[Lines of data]
===============

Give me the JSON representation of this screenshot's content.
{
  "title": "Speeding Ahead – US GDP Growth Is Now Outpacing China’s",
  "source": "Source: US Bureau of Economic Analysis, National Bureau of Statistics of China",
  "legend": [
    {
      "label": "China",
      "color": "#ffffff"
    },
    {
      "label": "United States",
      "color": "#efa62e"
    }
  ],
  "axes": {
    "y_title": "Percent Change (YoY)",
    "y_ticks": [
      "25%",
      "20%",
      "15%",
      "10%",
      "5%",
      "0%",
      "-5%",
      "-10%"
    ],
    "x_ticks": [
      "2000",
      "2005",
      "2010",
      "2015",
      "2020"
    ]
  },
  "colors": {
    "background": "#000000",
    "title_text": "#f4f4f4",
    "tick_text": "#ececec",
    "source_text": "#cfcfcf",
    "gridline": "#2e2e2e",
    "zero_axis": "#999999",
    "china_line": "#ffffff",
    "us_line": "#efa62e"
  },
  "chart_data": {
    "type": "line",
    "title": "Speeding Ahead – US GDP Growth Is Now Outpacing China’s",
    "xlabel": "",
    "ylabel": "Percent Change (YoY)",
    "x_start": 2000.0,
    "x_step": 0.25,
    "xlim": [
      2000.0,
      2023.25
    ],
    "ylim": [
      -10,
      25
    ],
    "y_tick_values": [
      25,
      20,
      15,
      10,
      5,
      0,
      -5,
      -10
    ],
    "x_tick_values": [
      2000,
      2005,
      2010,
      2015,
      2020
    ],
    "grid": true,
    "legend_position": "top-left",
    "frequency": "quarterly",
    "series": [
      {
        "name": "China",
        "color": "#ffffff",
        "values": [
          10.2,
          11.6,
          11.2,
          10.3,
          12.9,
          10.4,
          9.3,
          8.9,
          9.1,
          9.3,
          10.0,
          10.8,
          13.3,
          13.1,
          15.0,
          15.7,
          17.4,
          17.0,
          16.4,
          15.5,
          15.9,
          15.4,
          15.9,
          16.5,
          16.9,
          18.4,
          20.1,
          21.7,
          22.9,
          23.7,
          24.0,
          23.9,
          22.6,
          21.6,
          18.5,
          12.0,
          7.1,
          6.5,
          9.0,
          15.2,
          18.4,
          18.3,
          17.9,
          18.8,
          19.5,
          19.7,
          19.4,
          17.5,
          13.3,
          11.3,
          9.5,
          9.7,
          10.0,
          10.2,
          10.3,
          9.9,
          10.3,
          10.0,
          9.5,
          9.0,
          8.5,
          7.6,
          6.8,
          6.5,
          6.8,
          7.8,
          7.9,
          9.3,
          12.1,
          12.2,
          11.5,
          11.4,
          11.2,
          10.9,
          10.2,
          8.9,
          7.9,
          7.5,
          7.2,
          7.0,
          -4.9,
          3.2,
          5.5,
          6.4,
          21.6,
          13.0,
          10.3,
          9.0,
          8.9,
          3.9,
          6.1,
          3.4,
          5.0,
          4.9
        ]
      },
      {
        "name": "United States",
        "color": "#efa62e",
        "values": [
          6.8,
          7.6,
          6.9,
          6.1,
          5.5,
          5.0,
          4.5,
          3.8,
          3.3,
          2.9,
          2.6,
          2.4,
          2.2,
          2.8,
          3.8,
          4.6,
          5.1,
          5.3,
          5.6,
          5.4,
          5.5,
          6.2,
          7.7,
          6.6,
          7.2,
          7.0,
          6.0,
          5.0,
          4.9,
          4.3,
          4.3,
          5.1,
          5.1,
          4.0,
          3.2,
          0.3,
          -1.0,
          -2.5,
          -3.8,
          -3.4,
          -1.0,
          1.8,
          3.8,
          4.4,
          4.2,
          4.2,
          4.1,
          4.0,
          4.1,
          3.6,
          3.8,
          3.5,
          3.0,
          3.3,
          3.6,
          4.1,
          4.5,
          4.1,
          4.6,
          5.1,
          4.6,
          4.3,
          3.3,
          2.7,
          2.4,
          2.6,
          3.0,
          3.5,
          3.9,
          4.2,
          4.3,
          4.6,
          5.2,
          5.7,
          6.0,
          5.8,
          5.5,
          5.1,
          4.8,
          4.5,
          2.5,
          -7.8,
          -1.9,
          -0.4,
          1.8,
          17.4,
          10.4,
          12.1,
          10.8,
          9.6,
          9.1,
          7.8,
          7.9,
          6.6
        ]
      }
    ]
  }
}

===============

* Direction *
Where a line of the records above holds the word "States", copy that line.

* Final answer *
      "label": "United States",
        "name": "United States",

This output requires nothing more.